● TO DO: Read the listing below and copy out every line that holds "товарів".

Data entries
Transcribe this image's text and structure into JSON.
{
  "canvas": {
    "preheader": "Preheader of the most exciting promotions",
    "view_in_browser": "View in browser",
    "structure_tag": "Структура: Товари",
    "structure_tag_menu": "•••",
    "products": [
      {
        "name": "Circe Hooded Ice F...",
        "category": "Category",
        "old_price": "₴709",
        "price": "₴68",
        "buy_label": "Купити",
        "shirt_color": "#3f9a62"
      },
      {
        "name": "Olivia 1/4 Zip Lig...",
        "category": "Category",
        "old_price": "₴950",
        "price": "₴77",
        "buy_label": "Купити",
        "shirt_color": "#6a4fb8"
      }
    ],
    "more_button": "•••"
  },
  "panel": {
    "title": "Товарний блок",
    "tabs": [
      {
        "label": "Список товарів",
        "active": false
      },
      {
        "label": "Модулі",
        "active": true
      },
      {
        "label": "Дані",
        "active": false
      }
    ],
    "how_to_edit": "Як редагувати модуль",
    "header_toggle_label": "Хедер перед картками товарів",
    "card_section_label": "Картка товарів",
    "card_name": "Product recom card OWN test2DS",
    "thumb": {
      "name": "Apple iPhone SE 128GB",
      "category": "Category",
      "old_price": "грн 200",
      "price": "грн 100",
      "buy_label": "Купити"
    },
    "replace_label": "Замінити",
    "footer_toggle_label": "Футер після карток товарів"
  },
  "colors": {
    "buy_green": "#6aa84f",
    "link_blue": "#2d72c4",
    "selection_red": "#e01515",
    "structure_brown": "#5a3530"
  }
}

* * *

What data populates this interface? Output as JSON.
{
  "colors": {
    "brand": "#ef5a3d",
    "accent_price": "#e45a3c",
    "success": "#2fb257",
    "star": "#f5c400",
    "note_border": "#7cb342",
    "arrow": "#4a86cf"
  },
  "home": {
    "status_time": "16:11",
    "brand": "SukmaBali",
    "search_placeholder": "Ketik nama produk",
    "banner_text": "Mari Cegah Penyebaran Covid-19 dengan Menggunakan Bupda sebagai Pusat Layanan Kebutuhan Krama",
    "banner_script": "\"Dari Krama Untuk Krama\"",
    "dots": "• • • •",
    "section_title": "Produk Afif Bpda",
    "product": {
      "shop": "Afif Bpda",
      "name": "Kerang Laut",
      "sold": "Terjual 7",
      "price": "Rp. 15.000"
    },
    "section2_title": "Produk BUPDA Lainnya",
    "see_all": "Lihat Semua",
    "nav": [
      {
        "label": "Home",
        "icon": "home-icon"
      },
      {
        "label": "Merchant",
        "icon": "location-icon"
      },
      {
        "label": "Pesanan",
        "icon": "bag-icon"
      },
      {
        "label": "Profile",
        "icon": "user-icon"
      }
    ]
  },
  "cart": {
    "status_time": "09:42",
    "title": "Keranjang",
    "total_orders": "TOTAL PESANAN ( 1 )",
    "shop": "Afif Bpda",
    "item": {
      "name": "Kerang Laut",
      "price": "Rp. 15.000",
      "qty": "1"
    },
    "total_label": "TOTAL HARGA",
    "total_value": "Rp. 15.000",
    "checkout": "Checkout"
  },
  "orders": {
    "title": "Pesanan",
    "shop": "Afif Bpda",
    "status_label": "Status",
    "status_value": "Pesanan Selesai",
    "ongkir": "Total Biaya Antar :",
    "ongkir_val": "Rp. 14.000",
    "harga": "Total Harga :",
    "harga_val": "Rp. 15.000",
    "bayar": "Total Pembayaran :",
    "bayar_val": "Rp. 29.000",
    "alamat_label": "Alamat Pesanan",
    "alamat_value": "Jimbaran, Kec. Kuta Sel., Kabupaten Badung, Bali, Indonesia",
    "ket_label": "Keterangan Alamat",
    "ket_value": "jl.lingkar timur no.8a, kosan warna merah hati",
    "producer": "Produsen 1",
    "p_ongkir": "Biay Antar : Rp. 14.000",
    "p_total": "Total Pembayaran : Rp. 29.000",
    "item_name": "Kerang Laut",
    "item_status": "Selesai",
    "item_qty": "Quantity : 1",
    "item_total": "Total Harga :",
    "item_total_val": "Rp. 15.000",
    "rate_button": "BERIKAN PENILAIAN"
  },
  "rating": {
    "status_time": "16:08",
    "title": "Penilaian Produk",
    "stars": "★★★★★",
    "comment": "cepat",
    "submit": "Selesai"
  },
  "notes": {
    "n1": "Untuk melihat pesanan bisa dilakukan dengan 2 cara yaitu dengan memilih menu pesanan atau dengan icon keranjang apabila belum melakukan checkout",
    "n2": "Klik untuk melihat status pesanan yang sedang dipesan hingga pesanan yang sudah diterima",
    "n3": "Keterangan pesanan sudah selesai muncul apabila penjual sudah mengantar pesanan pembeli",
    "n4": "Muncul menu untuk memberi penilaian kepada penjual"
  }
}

● COMPLETED TASK:
        "label": "Список товарів",
    "header_toggle_label": "Хедер перед картками товарів",
    "card_section_label": "Картка товарів",
    "footer_toggle_label": "Футер після карток товарів"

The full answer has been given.